Your objective: All of the records below must be output exactly, with no pictures carried over.

Records shown:

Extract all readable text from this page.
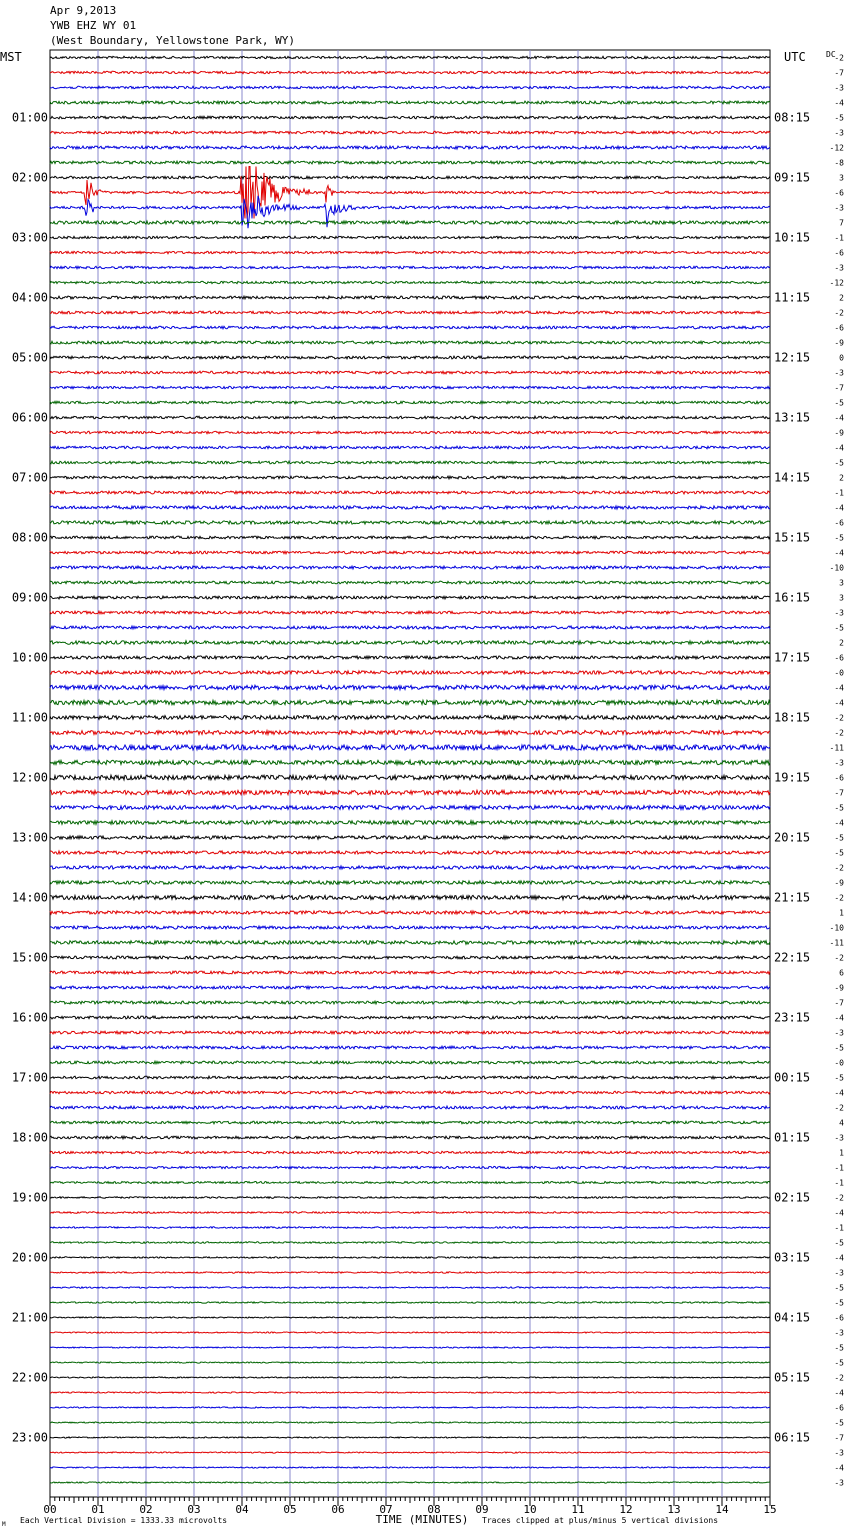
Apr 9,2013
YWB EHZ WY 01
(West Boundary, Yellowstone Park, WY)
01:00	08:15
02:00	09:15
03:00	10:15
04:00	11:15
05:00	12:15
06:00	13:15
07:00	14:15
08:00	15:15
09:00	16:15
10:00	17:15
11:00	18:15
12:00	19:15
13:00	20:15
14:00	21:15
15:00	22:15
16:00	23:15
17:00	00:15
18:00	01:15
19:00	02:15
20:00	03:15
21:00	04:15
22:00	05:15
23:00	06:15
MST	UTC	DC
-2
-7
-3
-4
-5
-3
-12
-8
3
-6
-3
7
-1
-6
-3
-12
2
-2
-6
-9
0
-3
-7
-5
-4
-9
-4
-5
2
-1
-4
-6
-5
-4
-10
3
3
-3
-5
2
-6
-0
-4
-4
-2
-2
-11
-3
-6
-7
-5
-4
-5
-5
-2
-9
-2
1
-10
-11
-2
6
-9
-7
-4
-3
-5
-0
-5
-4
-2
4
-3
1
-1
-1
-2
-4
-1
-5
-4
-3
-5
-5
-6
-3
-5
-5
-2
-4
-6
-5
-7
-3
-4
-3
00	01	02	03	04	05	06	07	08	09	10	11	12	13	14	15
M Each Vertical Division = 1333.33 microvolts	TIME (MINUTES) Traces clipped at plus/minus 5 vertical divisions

Solution for this task:
Extract all readable text from this page.
Apr 9,2013
YWB EHZ WY 01
(West Boundary, Yellowstone Park, WY)
01:00	08:15
02:00	09:15
03:00	10:15
04:00	11:15
05:00	12:15
06:00	13:15
07:00	14:15
08:00	15:15
09:00	16:15
10:00	17:15
11:00	18:15
12:00	19:15
13:00	20:15
14:00	21:15
15:00	22:15
16:00	23:15
17:00	00:15
18:00	01:15
19:00	02:15
20:00	03:15
21:00	04:15
22:00	05:15
23:00	06:15
MST	UTC	DC
-2
-7
-3
-4
-5
-3
-12
-8
3
-6
-3
7
-1
-6
-3
-12
2
-2
-6
-9
0
-3
-7
-5
-4
-9
-4
-5
2
-1
-4
-6
-5
-4
-10
3
3
-3
-5
2
-6
-0
-4
-4
-2
-2
-11
-3
-6
-7
-5
-4
-5
-5
-2
-9
-2
1
-10
-11
-2
6
-9
-7
-4
-3
-5
-0
-5
-4
-2
4
-3
1
-1
-1
-2
-4
-1
-5
-4
-3
-5
-5
-6
-3
-5
-5
-2
-4
-6
-5
-7
-3
-4
-3
00	01	02	03	04	05	06	07	08	09	10	11	12	13	14	15
M Each Vertical Division = 1333.33 microvolts	TIME (MINUTES) Traces clipped at plus/minus 5 vertical divisions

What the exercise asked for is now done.